§ Available data:
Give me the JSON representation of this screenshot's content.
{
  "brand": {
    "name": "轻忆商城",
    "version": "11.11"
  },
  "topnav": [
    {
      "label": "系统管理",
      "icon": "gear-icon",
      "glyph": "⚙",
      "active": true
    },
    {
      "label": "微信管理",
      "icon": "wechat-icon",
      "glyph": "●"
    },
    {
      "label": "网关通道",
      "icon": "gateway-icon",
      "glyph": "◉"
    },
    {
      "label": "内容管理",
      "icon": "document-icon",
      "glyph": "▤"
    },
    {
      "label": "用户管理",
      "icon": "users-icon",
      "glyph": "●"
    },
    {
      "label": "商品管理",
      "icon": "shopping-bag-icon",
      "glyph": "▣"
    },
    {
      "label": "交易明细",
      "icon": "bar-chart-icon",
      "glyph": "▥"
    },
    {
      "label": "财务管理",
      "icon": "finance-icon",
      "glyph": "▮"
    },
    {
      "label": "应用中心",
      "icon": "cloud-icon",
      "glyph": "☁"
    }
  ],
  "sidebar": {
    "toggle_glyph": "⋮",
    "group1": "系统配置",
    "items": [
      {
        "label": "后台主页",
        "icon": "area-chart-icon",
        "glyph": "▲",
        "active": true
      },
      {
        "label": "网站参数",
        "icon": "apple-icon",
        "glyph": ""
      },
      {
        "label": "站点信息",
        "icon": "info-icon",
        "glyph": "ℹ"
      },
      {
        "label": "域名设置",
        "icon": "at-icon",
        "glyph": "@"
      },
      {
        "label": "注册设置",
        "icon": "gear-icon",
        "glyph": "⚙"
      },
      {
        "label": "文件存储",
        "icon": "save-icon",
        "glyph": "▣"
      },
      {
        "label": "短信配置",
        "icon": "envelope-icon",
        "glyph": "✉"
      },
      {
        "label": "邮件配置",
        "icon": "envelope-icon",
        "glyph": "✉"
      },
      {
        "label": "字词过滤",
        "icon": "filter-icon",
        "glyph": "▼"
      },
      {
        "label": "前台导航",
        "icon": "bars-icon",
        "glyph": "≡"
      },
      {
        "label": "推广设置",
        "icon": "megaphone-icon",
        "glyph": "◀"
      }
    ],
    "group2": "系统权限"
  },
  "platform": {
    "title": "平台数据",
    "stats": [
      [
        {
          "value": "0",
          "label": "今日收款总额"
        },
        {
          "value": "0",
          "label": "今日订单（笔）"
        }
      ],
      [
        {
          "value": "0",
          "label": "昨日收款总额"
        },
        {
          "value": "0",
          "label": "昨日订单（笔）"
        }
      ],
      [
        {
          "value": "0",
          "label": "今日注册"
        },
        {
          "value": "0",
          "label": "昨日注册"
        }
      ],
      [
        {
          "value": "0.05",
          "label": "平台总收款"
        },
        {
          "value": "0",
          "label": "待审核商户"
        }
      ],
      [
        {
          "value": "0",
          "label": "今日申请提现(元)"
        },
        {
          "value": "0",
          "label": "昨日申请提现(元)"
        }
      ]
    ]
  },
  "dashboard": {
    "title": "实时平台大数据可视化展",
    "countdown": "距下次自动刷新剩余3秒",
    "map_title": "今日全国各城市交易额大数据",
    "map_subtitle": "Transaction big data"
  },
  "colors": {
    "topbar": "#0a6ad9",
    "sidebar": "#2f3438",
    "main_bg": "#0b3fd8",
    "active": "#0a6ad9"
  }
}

§ Prompt: Check each line of the records for "chart" and copy the ones that contain it.

§ Exercise result:
      "icon": "bar-chart-icon",
        "icon": "area-chart-icon",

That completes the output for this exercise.